• Written exercise:
Retype each line of the material exactly, please, skipping any picture in it.

(Dataset listings of figures)

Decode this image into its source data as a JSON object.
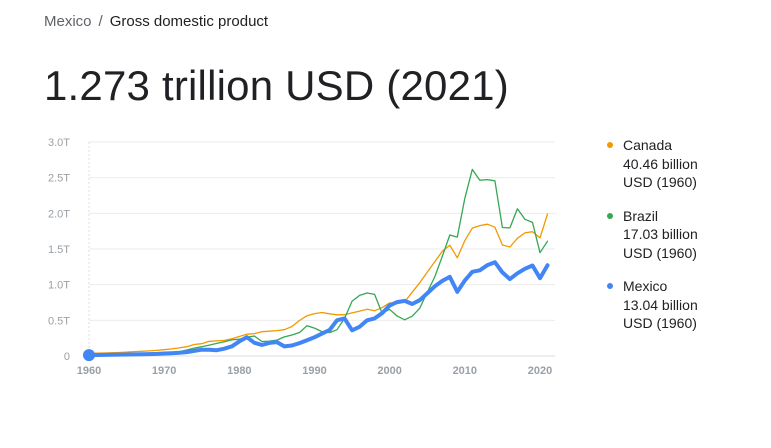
{
  "breadcrumb": {
    "country": "Mexico",
    "separator": "/",
    "indicator": "Gross domestic product"
  },
  "headline": "1.273 trillion USD (2021)",
  "colors": {
    "canada": "#f29900",
    "brazil": "#34a853",
    "mexico": "#4285f4",
    "grid": "#ebebeb",
    "tick": "#9aa0a6"
  },
  "chart_data": {
    "type": "line",
    "ylim": [
      0,
      3.0
    ],
    "xlim": [
      1960,
      2022
    ],
    "y_ticks": [
      0,
      0.5,
      1.0,
      1.5,
      2.0,
      2.5,
      3.0
    ],
    "y_tick_labels": [
      "0",
      "0.5T",
      "1.0T",
      "1.5T",
      "2.0T",
      "2.5T",
      "3.0T"
    ],
    "x_ticks": [
      1960,
      1970,
      1980,
      1990,
      2000,
      2010,
      2020
    ],
    "x_tick_labels": [
      "1960",
      "1970",
      "1980",
      "1990",
      "2000",
      "2010",
      "2020"
    ],
    "x": [
      1960,
      1961,
      1962,
      1963,
      1964,
      1965,
      1966,
      1967,
      1968,
      1969,
      1970,
      1971,
      1972,
      1973,
      1974,
      1975,
      1976,
      1977,
      1978,
      1979,
      1980,
      1981,
      1982,
      1983,
      1984,
      1985,
      1986,
      1987,
      1988,
      1989,
      1990,
      1991,
      1992,
      1993,
      1994,
      1995,
      1996,
      1997,
      1998,
      1999,
      2000,
      2001,
      2002,
      2003,
      2004,
      2005,
      2006,
      2007,
      2008,
      2009,
      2010,
      2011,
      2012,
      2013,
      2014,
      2015,
      2016,
      2017,
      2018,
      2019,
      2020,
      2021
    ],
    "series": [
      {
        "key": "canada",
        "name": "Canada",
        "values": [
          0.04,
          0.041,
          0.042,
          0.045,
          0.049,
          0.054,
          0.062,
          0.066,
          0.071,
          0.079,
          0.088,
          0.1,
          0.113,
          0.131,
          0.161,
          0.173,
          0.206,
          0.212,
          0.218,
          0.243,
          0.274,
          0.305,
          0.314,
          0.341,
          0.348,
          0.356,
          0.368,
          0.414,
          0.498,
          0.565,
          0.594,
          0.61,
          0.592,
          0.578,
          0.579,
          0.604,
          0.629,
          0.654,
          0.634,
          0.678,
          0.744,
          0.738,
          0.76,
          0.895,
          1.026,
          1.173,
          1.319,
          1.469,
          1.553,
          1.376,
          1.617,
          1.793,
          1.828,
          1.847,
          1.806,
          1.556,
          1.528,
          1.65,
          1.725,
          1.742,
          1.655,
          1.99
        ]
      },
      {
        "key": "brazil",
        "name": "Brazil",
        "values": [
          0.017,
          0.015,
          0.02,
          0.023,
          0.021,
          0.022,
          0.027,
          0.03,
          0.033,
          0.037,
          0.042,
          0.049,
          0.059,
          0.084,
          0.111,
          0.131,
          0.153,
          0.177,
          0.201,
          0.225,
          0.235,
          0.263,
          0.281,
          0.203,
          0.209,
          0.223,
          0.268,
          0.294,
          0.33,
          0.425,
          0.391,
          0.342,
          0.328,
          0.368,
          0.526,
          0.77,
          0.85,
          0.883,
          0.864,
          0.599,
          0.655,
          0.559,
          0.508,
          0.558,
          0.669,
          0.892,
          1.108,
          1.397,
          1.696,
          1.667,
          2.209,
          2.616,
          2.465,
          2.473,
          2.456,
          1.802,
          1.796,
          2.064,
          1.917,
          1.873,
          1.448,
          1.609
        ]
      },
      {
        "key": "mexico",
        "name": "Mexico",
        "values": [
          0.013,
          0.014,
          0.015,
          0.017,
          0.019,
          0.021,
          0.023,
          0.025,
          0.027,
          0.03,
          0.035,
          0.039,
          0.045,
          0.055,
          0.072,
          0.088,
          0.089,
          0.082,
          0.103,
          0.135,
          0.205,
          0.263,
          0.185,
          0.156,
          0.184,
          0.195,
          0.135,
          0.147,
          0.181,
          0.222,
          0.262,
          0.314,
          0.363,
          0.5,
          0.527,
          0.36,
          0.41,
          0.5,
          0.527,
          0.6,
          0.708,
          0.756,
          0.772,
          0.729,
          0.782,
          0.877,
          0.975,
          1.053,
          1.109,
          0.9,
          1.058,
          1.18,
          1.202,
          1.274,
          1.315,
          1.172,
          1.078,
          1.159,
          1.222,
          1.269,
          1.091,
          1.273
        ]
      }
    ],
    "legend": [
      {
        "key": "canada",
        "name": "Canada",
        "detail": "40.46 billion USD (1960)"
      },
      {
        "key": "brazil",
        "name": "Brazil",
        "detail": "17.03 billion USD (1960)"
      },
      {
        "key": "mexico",
        "name": "Mexico",
        "detail": "13.04 billion USD (1960)"
      }
    ],
    "legend_position": "right",
    "grid": true
  }
}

• Result for this exercise:
Decode this image into its source data as a JSON object.
{
  "breadcrumb": {
    "country": "Mexico",
    "separator": "/",
    "indicator": "Gross domestic product"
  },
  "headline": "1.273 trillion USD (2021)",
  "colors": {
    "canada": "#f29900",
    "brazil": "#34a853",
    "mexico": "#4285f4",
    "grid": "#ebebeb",
    "tick": "#9aa0a6"
  },
  "chart_data": {
    "type": "line",
    "ylim": [
      0,
      3.0
    ],
    "xlim": [
      1960,
      2022
    ],
    "y_ticks": [
      0,
      0.5,
      1.0,
      1.5,
      2.0,
      2.5,
      3.0
    ],
    "y_tick_labels": [
      "0",
      "0.5T",
      "1.0T",
      "1.5T",
      "2.0T",
      "2.5T",
      "3.0T"
    ],
    "x_ticks": [
      1960,
      1970,
      1980,
      1990,
      2000,
      2010,
      2020
    ],
    "x_tick_labels": [
      "1960",
      "1970",
      "1980",
      "1990",
      "2000",
      "2010",
      "2020"
    ],
    "x": [
      1960,
      1961,
      1962,
      1963,
      1964,
      1965,
      1966,
      1967,
      1968,
      1969,
      1970,
      1971,
      1972,
      1973,
      1974,
      1975,
      1976,
      1977,
      1978,
      1979,
      1980,
      1981,
      1982,
      1983,
      1984,
      1985,
      1986,
      1987,
      1988,
      1989,
      1990,
      1991,
      1992,
      1993,
      1994,
      1995,
      1996,
      1997,
      1998,
      1999,
      2000,
      2001,
      2002,
      2003,
      2004,
      2005,
      2006,
      2007,
      2008,
      2009,
      2010,
      2011,
      2012,
      2013,
      2014,
      2015,
      2016,
      2017,
      2018,
      2019,
      2020,
      2021
    ],
    "series": [
      {
        "key": "canada",
        "name": "Canada",
        "values": [
          0.04,
          0.041,
          0.042,
          0.045,
          0.049,
          0.054,
          0.062,
          0.066,
          0.071,
          0.079,
          0.088,
          0.1,
          0.113,
          0.131,
          0.161,
          0.173,
          0.206,
          0.212,
          0.218,
          0.243,
          0.274,
          0.305,
          0.314,
          0.341,
          0.348,
          0.356,
          0.368,
          0.414,
          0.498,
          0.565,
          0.594,
          0.61,
          0.592,
          0.578,
          0.579,
          0.604,
          0.629,
          0.654,
          0.634,
          0.678,
          0.744,
          0.738,
          0.76,
          0.895,
          1.026,
          1.173,
          1.319,
          1.469,
          1.553,
          1.376,
          1.617,
          1.793,
          1.828,
          1.847,
          1.806,
          1.556,
          1.528,
          1.65,
          1.725,
          1.742,
          1.655,
          1.99
        ]
      },
      {
        "key": "brazil",
        "name": "Brazil",
        "values": [
          0.017,
          0.015,
          0.02,
          0.023,
          0.021,
          0.022,
          0.027,
          0.03,
          0.033,
          0.037,
          0.042,
          0.049,
          0.059,
          0.084,
          0.111,
          0.131,
          0.153,
          0.177,
          0.201,
          0.225,
          0.235,
          0.263,
          0.281,
          0.203,
          0.209,
          0.223,
          0.268,
          0.294,
          0.33,
          0.425,
          0.391,
          0.342,
          0.328,
          0.368,
          0.526,
          0.77,
          0.85,
          0.883,
          0.864,
          0.599,
          0.655,
          0.559,
          0.508,
          0.558,
          0.669,
          0.892,
          1.108,
          1.397,
          1.696,
          1.667,
          2.209,
          2.616,
          2.465,
          2.473,
          2.456,
          1.802,
          1.796,
          2.064,
          1.917,
          1.873,
          1.448,
          1.609
        ]
      },
      {
        "key": "mexico",
        "name": "Mexico",
        "values": [
          0.013,
          0.014,
          0.015,
          0.017,
          0.019,
          0.021,
          0.023,
          0.025,
          0.027,
          0.03,
          0.035,
          0.039,
          0.045,
          0.055,
          0.072,
          0.088,
          0.089,
          0.082,
          0.103,
          0.135,
          0.205,
          0.263,
          0.185,
          0.156,
          0.184,
          0.195,
          0.135,
          0.147,
          0.181,
          0.222,
          0.262,
          0.314,
          0.363,
          0.5,
          0.527,
          0.36,
          0.41,
          0.5,
          0.527,
          0.6,
          0.708,
          0.756,
          0.772,
          0.729,
          0.782,
          0.877,
          0.975,
          1.053,
          1.109,
          0.9,
          1.058,
          1.18,
          1.202,
          1.274,
          1.315,
          1.172,
          1.078,
          1.159,
          1.222,
          1.269,
          1.091,
          1.273
        ]
      }
    ],
    "legend": [
      {
        "key": "canada",
        "name": "Canada",
        "detail": "40.46 billion USD (1960)"
      },
      {
        "key": "brazil",
        "name": "Brazil",
        "detail": "17.03 billion USD (1960)"
      },
      {
        "key": "mexico",
        "name": "Mexico",
        "detail": "13.04 billion USD (1960)"
      }
    ],
    "legend_position": "right",
    "grid": true
  }
}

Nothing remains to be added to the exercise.